> [Stated task] Restate every entry word for word.

> [Material for this exercise]
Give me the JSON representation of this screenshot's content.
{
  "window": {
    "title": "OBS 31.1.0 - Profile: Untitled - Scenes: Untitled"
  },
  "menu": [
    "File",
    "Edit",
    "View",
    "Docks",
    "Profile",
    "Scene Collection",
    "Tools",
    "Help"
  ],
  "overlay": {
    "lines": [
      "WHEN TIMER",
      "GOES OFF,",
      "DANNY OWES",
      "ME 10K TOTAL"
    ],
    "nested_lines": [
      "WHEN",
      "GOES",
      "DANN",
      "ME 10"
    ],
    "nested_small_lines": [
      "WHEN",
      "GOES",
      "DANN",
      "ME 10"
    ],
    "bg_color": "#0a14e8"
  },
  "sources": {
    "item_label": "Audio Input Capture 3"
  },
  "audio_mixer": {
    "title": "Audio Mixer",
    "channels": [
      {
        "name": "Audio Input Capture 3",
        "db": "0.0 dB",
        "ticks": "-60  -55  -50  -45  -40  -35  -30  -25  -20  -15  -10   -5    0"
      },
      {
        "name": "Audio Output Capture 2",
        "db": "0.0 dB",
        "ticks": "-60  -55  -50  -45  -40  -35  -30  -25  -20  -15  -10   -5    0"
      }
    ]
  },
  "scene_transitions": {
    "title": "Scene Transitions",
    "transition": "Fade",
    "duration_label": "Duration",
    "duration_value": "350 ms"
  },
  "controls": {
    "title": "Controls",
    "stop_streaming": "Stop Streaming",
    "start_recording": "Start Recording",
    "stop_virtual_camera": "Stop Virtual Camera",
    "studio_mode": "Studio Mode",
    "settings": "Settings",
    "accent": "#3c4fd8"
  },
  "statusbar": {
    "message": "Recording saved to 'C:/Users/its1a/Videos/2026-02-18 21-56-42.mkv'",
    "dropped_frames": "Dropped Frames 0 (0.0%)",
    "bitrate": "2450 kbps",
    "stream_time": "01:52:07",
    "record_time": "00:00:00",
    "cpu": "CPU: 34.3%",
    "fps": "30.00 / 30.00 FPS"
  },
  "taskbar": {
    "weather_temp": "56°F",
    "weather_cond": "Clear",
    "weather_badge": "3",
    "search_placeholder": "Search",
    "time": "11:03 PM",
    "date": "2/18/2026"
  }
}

> [Answer to the exercise]
Give me the JSON representation of this screenshot's content.
{
  "window": {
    "title": "OBS 31.1.0 - Profile: Untitled - Scenes: Untitled"
  },
  "menu": [
    "File",
    "Edit",
    "View",
    "Docks",
    "Profile",
    "Scene Collection",
    "Tools",
    "Help"
  ],
  "overlay": {
    "lines": [
      "WHEN TIMER",
      "GOES OFF,",
      "DANNY OWES",
      "ME 10K TOTAL"
    ],
    "nested_lines": [
      "WHEN",
      "GOES",
      "DANN",
      "ME 10"
    ],
    "nested_small_lines": [
      "WHEN",
      "GOES",
      "DANN",
      "ME 10"
    ],
    "bg_color": "#0a14e8"
  },
  "sources": {
    "item_label": "Audio Input Capture 3"
  },
  "audio_mixer": {
    "title": "Audio Mixer",
    "channels": [
      {
        "name": "Audio Input Capture 3",
        "db": "0.0 dB",
        "ticks": "-60  -55  -50  -45  -40  -35  -30  -25  -20  -15  -10   -5    0"
      },
      {
        "name": "Audio Output Capture 2",
        "db": "0.0 dB",
        "ticks": "-60  -55  -50  -45  -40  -35  -30  -25  -20  -15  -10   -5    0"
      }
    ]
  },
  "scene_transitions": {
    "title": "Scene Transitions",
    "transition": "Fade",
    "duration_label": "Duration",
    "duration_value": "350 ms"
  },
  "controls": {
    "title": "Controls",
    "stop_streaming": "Stop Streaming",
    "start_recording": "Start Recording",
    "stop_virtual_camera": "Stop Virtual Camera",
    "studio_mode": "Studio Mode",
    "settings": "Settings",
    "accent": "#3c4fd8"
  },
  "statusbar": {
    "message": "Recording saved to 'C:/Users/its1a/Videos/2026-02-18 21-56-42.mkv'",
    "dropped_frames": "Dropped Frames 0 (0.0%)",
    "bitrate": "2450 kbps",
    "stream_time": "01:52:07",
    "record_time": "00:00:00",
    "cpu": "CPU: 34.3%",
    "fps": "30.00 / 30.00 FPS"
  },
  "taskbar": {
    "weather_temp": "56°F",
    "weather_cond": "Clear",
    "weather_badge": "3",
    "search_placeholder": "Search",
    "time": "11:03 PM",
    "date": "2/18/2026"
  }
}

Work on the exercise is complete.